Halo teman, selamat datang di lembar coretan-coretan kecil dari sang pemimpi kecil. ^_^

Minggu, 02 Februari 2014

Coretan Kecil 1

Mmmm, selamat malam teman. Entah kenapa rasanya pengen nulis lagi kayak jaman sekolah dulu. Aku beri nama Coretan Kecil 1 karena setelah itu akan ada coretan-coretan kecil lain dari sang pemimpi kecil ini.

Ya, hanya sebagai unek-unek saja tentang apa yang aku alami. Dan malam ini ku coba tuang coretan kecil ini ditemani secangkir kopi buatan ibu serta lagu dari pitball yang berjudul ibu. 

Kebetulan saat ini aku sedang pulang kampung untuk liburan semester ganjil, mencoba santai sejenak dari segala rutinitas di tanah rantau.

**
Dimalam yang syahdu ini tiba-tiba pikiranku menerawang jauh kemasa lalu. Masa dimana saat itu aku bangga bisa menghitung satu sampai sepuluh. Masa dimana dengan bangga ku kenakan seragam 2 warna ibu pertiwi. Masa dimana yang ku tahu hanyalah tertawa, tanpa mengenal peliknya hidup. Masa dimana tubuh kecil ini dapat bergelayut manja pada lengan kokoh yang selalu memberikan yang terbaik untuk keluarga sederhana ini.

Ibu. Saat menulis coretan ini, ibu sedang tertidur di ruangan kecil kami. Melepas penat sejenak dari problematika hidup yang dialami. Aku pandangi raut wajah yang lelah itu. Waktu telah mengubah semuanya. Senyuman itu memang tak pernah hilang, tapi sedikit demi sedikit gurat renta jelas terpancar dari sosoknya. Diusianya yang semakin menua, ibu tetap perkasa. Bekerja keras banting tulang dari pagi hingga petang, demi anak-anaknya agar bisa mengenyam pendidikan yang lebih tinggi. Ibu, sosok yang tak pernah mengeluh hadapi derita dan duka. Bagiku ibu adalah perempuan terindah. Ibu adalah perempuan terhebat. Ibu adalah perempuan terkuat. Ibu adalah perempuan nomer satu dihatiku.

PERMINTAAN A
Ketik ulang bagian tulisan Coretan Kecil 1 di atas, mulai dari "Ibu. Saat menulis" sampai dengan "nomer satu dihatiku.".

[Daftar Data]
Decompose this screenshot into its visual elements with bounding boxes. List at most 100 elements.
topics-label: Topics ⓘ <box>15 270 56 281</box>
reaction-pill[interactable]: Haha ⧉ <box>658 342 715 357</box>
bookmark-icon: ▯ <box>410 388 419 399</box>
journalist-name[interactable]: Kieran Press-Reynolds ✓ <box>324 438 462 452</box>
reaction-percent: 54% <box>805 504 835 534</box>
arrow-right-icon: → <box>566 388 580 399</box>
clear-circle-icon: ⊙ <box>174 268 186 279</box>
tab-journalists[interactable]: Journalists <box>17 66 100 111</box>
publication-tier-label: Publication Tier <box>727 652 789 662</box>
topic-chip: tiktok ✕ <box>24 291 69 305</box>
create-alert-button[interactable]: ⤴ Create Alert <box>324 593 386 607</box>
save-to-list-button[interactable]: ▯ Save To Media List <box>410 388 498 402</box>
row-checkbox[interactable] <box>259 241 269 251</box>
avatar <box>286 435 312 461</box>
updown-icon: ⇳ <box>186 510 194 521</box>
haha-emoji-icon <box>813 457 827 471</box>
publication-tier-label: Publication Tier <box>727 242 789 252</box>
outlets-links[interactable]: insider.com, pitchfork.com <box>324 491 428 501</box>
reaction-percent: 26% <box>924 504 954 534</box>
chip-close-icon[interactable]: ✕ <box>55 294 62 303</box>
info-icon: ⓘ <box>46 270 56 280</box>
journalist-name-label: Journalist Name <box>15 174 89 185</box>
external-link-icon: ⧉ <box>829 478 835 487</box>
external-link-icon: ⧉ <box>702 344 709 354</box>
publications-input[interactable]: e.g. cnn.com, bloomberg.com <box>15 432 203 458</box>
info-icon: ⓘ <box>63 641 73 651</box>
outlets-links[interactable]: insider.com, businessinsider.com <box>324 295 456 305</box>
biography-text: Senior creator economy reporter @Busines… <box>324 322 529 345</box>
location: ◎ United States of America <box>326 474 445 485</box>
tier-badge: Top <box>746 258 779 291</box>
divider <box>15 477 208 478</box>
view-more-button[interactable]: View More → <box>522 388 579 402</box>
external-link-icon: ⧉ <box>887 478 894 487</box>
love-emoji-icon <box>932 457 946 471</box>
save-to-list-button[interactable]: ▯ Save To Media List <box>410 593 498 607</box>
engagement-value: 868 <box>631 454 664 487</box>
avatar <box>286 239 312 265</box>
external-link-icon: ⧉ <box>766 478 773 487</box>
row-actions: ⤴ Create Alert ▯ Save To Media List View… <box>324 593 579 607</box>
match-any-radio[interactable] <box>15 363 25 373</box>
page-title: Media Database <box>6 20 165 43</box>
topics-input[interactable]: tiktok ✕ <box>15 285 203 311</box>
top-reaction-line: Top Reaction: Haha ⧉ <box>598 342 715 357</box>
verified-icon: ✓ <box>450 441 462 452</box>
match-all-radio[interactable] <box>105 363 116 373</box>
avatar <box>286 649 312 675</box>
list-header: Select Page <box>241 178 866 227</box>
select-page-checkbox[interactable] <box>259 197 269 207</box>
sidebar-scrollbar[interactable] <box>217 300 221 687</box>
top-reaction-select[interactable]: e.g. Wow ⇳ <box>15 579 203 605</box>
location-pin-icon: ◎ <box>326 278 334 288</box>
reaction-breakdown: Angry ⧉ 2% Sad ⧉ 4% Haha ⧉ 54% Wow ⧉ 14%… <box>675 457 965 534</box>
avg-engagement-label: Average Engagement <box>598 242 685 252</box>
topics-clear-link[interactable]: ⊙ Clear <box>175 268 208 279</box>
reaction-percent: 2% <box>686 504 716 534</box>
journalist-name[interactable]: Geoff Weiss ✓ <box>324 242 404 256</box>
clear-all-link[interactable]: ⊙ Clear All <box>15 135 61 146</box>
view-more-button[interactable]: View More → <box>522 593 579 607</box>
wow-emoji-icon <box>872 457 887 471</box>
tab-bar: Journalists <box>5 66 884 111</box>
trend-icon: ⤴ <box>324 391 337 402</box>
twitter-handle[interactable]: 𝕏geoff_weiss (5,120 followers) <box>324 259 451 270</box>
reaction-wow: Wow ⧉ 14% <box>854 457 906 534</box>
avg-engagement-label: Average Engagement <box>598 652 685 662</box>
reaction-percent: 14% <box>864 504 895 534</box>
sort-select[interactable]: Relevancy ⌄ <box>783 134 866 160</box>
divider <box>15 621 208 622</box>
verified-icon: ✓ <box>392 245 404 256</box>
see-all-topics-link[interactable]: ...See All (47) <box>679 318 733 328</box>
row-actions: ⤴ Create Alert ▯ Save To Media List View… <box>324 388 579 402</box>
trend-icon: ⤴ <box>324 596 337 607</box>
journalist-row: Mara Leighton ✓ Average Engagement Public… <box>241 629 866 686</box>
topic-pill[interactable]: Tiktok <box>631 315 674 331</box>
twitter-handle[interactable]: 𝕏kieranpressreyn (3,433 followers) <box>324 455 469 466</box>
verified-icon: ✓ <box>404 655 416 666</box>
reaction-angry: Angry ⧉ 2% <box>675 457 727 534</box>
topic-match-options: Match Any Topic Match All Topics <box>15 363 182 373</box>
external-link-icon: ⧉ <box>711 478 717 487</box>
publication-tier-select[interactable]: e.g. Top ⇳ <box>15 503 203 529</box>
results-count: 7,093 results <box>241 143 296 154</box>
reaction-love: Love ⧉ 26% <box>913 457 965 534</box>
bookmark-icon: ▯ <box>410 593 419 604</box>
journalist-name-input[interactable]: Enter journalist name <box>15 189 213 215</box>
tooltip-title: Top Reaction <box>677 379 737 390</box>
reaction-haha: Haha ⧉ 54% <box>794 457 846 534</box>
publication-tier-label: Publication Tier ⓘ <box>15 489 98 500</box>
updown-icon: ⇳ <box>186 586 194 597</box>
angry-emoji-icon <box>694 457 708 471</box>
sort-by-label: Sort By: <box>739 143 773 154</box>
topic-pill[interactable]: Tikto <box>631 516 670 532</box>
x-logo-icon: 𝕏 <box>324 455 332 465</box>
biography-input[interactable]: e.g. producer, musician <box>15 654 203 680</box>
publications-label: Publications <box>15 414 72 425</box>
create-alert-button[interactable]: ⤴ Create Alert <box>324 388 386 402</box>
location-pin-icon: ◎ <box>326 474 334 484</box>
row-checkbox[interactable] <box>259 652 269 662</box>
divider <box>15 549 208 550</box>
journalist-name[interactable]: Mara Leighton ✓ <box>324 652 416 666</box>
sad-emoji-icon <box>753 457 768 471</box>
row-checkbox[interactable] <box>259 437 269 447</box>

PERMINTAAN B
Ubah baris-baris data di atas, mulai dari baris pertama data sampai dengan baris yang memuat "avatar <box>286 435 312 461</box>", menjadi tabel Markdown dengan kolom No dan Isi. Baris kosong tidak usah dimasukkan.

HASIL AKHIR A
Ibu. Saat menulis coretan ini, ibu sedang tertidur di ruangan kecil kami. Melepas penat sejenak dari problematika hidup yang dialami. Aku pandangi raut wajah yang lelah itu. Waktu telah mengubah semuanya. Senyuman itu memang tak pernah hilang, tapi sedikit demi sedikit gurat renta jelas terpancar dari sosoknya. Diusianya yang semakin menua, ibu tetap perkasa. Bekerja keras banting tulang dari pagi hingga petang, demi anak-anaknya agar bisa mengenyam pendidikan yang lebih tinggi. Ibu, sosok yang tak pernah mengeluh hadapi derita dan duka. Bagiku ibu adalah perempuan terindah. Ibu adalah perempuan terhebat. Ibu adalah perempuan terkuat. Ibu adalah perempuan nomer satu dihatiku.

HASIL AKHIR B
| No | Isi |
|---|---|
| 1 | Decompose this screenshot into its visual elements with bounding boxes. List at most 100 elements. |
| 2 | topics-label: Topics ⓘ <box>15 270 56 281</box> |
| 3 | reaction-pill[interactable]: Haha ⧉ <box>658 342 715 357</box> |
| 4 | bookmark-icon: ▯ <box>410 388 419 399</box> |
| 5 | journalist-name[interactable]: Kieran Press-Reynolds ✓ <box>324 438 462 452</box> |
| 6 | reaction-percent: 54% <box>805 504 835 534</box> |
| 7 | arrow-right-icon: → <box>566 388 580 399</box> |
| 8 | clear-circle-icon: ⊙ <box>174 268 186 279</box> |
| 9 | tab-journalists[interactable]: Journalists <box>17 66 100 111</box> |
| 10 | publication-tier-label: Publication Tier <box>727 652 789 662</box> |
| 11 | topic-chip: tiktok ✕ <box>24 291 69 305</box> |
| 12 | create-alert-button[interactable]: ⤴ Create Alert <box>324 593 386 607</box> |
| 13 | save-to-list-button[interactable]: ▯ Save To Media List <box>410 388 498 402</box> |
| 14 | row-checkbox[interactable] <box>259 241 269 251</box> |
| 15 | avatar <box>286 435 312 461</box> |